What the task requires:
Reproduce all of the data exactly.

[Records contained in a dataset]
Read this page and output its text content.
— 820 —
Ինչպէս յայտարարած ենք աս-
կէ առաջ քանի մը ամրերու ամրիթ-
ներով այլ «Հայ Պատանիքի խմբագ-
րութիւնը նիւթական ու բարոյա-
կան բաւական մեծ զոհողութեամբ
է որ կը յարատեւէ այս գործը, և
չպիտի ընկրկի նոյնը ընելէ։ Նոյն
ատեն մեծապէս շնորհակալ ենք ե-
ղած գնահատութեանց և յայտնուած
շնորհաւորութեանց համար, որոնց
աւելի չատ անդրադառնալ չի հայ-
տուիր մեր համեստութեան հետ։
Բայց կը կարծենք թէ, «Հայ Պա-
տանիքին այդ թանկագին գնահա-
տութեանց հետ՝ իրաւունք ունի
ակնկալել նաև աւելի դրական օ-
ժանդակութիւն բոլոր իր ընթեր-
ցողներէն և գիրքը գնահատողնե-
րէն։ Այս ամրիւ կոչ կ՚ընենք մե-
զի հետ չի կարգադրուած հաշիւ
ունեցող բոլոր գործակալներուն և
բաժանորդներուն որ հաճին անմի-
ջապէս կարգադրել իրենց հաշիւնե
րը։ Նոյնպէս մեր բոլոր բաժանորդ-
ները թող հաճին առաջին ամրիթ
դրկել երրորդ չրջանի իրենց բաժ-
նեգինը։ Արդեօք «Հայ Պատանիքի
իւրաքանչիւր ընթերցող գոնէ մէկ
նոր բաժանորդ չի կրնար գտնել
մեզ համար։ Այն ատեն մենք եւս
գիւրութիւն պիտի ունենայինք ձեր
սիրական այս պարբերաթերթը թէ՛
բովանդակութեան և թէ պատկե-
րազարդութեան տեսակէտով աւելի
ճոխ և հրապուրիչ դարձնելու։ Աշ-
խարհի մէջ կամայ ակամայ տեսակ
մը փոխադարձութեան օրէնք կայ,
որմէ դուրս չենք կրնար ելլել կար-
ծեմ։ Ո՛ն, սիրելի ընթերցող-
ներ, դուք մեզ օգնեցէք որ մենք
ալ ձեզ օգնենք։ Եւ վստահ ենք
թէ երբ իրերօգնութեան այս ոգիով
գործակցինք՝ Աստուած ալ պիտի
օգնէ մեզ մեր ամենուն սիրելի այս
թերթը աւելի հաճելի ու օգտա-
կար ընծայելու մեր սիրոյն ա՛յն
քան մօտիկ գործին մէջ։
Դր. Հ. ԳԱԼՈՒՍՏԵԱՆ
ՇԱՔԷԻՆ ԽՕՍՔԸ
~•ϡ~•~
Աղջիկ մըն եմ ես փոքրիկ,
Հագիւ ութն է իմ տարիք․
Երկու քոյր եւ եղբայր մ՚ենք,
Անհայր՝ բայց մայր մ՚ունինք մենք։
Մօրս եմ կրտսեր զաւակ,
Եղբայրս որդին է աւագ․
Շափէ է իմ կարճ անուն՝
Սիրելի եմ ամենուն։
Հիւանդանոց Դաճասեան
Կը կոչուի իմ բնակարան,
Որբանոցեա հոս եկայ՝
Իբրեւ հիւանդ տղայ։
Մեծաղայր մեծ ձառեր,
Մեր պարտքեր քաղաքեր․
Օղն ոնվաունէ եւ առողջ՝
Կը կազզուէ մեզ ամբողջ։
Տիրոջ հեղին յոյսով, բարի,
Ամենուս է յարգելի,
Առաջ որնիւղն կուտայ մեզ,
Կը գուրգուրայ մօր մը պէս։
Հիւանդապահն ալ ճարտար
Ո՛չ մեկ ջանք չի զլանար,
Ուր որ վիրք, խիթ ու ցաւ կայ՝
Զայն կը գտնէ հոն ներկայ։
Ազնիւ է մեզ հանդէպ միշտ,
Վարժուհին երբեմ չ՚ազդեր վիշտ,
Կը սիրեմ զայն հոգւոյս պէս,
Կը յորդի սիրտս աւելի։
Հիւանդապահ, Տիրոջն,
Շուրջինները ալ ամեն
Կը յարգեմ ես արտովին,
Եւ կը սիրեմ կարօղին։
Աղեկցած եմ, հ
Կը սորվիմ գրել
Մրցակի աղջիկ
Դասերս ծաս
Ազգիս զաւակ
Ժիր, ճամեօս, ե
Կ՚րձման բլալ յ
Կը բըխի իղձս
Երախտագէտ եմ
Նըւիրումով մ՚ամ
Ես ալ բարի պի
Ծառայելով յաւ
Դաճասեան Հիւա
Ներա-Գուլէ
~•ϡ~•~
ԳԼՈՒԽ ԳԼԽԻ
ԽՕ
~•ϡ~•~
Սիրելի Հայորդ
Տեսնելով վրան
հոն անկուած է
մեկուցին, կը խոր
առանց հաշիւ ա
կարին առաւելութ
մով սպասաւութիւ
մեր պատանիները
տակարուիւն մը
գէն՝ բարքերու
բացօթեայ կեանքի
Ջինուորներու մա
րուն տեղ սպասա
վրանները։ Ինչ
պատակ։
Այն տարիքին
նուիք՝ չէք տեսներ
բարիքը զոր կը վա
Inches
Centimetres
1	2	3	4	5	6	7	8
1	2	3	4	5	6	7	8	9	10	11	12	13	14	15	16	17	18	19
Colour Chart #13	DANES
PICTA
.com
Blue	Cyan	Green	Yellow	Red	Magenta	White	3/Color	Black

Right answer:
Read this page and output its text content.
— 820 —
Ինչպէս յայտարարած ենք աս-
կէ առաջ քանի մը ամրերու ամրիթ-
ներով այլ «Հայ Պատանիքի խմբագ-
րութիւնը նիւթական ու բարոյա-
կան բաւական մեծ զոհողութեամբ
է որ կը յարատեւէ այս գործը, և
չպիտի ընկրկի նոյնը ընելէ։ Նոյն
ատեն մեծապէս շնորհակալ ենք ե-
ղած գնահատութեանց և յայտնուած
շնորհաւորութեանց համար, որոնց
աւելի չատ անդրադառնալ չի հայ-
տուիր մեր համեստութեան հետ։
Բայց կը կարծենք թէ, «Հայ Պա-
տանիքին այդ թանկագին գնահա-
տութեանց հետ՝ իրաւունք ունի
ակնկալել նաև աւելի դրական օ-
ժանդակութիւն բոլոր իր ընթեր-
ցողներէն և գիրքը գնահատողնե-
րէն։ Այս ամրիւ կոչ կ՚ընենք մե-
զի հետ չի կարգադրուած հաշիւ
ունեցող բոլոր գործակալներուն և
բաժանորդներուն որ հաճին անմի-
ջապէս կարգադրել իրենց հաշիւնե
րը։ Նոյնպէս մեր բոլոր բաժանորդ-
ները թող հաճին առաջին ամրիթ
դրկել երրորդ չրջանի իրենց բաժ-
նեգինը։ Արդեօք «Հայ Պատանիքի
իւրաքանչիւր ընթերցող գոնէ մէկ
նոր բաժանորդ չի կրնար գտնել
մեզ համար։ Այն ատեն մենք եւս
գիւրութիւն պիտի ունենայինք ձեր
սիրական այս պարբերաթերթը թէ՛
բովանդակութեան և թէ պատկե-
րազարդութեան տեսակէտով աւելի
ճոխ և հրապուրիչ դարձնելու։ Աշ-
խարհի մէջ կամայ ակամայ տեսակ
մը փոխադարձութեան օրէնք կայ,
որմէ դուրս չենք կրնար ելլել կար-
ծեմ։ Ո՛ն, սիրելի ընթերցող-
ներ, դուք մեզ օգնեցէք որ մենք
ալ ձեզ օգնենք։ Եւ վստահ ենք
թէ երբ իրերօգնութեան այս ոգիով
գործակցինք՝ Աստուած ալ պիտի
օգնէ մեզ մեր ամենուն սիրելի այս
թերթը աւելի հաճելի ու օգտա-
կար ընծայելու մեր սիրոյն ա՛յն
քան մօտիկ գործին մէջ։
Դր. Հ. ԳԱԼՈՒՍՏԵԱՆ
ՇԱՔԷԻՆ ԽՕՍՔԸ
~•ϡ~•~
Աղջիկ մըն եմ ես փոքրիկ,
Հագիւ ութն է իմ տարիք․
Երկու քոյր եւ եղբայր մ՚ենք,
Անհայր՝ բայց մայր մ՚ունինք մենք։
Մօրս եմ կրտսեր զաւակ,
Եղբայրս որդին է աւագ․
Շափէ է իմ կարճ անուն՝
Սիրելի եմ ամենուն։
Հիւանդանոց Դաճասեան
Կը կոչուի իմ բնակարան,
Որբանոցեա հոս եկայ՝
Իբրեւ հիւանդ տղայ։
Մեծաղայր մեծ ձառեր,
Մեր պարտքեր քաղաքեր․
Օղն ոնվաունէ եւ առողջ՝
Կը կազզուէ մեզ ամբողջ։
Տիրոջ հեղին յոյսով, բարի,
Ամենուս է յարգելի,
Առաջ որնիւղն կուտայ մեզ,
Կը գուրգուրայ մօր մը պէս։
Հիւանդապահն ալ ճարտար
Ո՛չ մեկ ջանք չի զլանար,
Ուր որ վիրք, խիթ ու ցաւ կայ՝
Զայն կը գտնէ հոն ներկայ։
Ազնիւ է մեզ հանդէպ միշտ,
Վարժուհին երբեմ չ՚ազդեր վիշտ,
Կը սիրեմ զայն հոգւոյս պէս,
Կը յորդի սիրտս աւելի։
Հիւանդապահ, Տիրոջն,
Շուրջինները ալ ամեն
Կը յարգեմ ես արտովին,
Եւ կը սիրեմ կարօղին։
Աղեկցած եմ, հ
Կը սորվիմ գրել
Մրցակի աղջիկ
Դասերս ծաս
Ազգիս զաւակ
Ժիր, ճամեօս, ե
Կ՚րձման բլալ յ
Կը բըխի իղձս
Երախտագէտ եմ
Նըւիրումով մ՚ամ
Ես ալ բարի պի
Ծառայելով յաւ
Դաճասեան Հիւա
Ներա-Գուլէ
~•ϡ~•~
ԳԼՈՒԽ ԳԼԽԻ
ԽՕ
~•ϡ~•~
Սիրելի Հայորդ
Տեսնելով վրան
հոն անկուած է
մեկուցին, կը խոր
առանց հաշիւ ա
կարին առաւելութ
մով սպասաւութիւ
մեր պատանիները
տակարուիւն մը
գէն՝ բարքերու
բացօթեայ կեանքի
Ջինուորներու մա
րուն տեղ սպասա
վրանները։ Ինչ
պատակ։
Այն տարիքին
նուիք՝ չէք տեսներ
բարիքը զոր կը վա
Inches
Centimetres
1	2	3	4	5	6	7	8
1	2	3	4	5	6	7	8	9	10	11	12	13	14	15	16	17	18	19
Colour Chart #13	DANES
PICTA
.com
Blue	Cyan	Green	Yellow	Red	Magenta	White	3/Color	Black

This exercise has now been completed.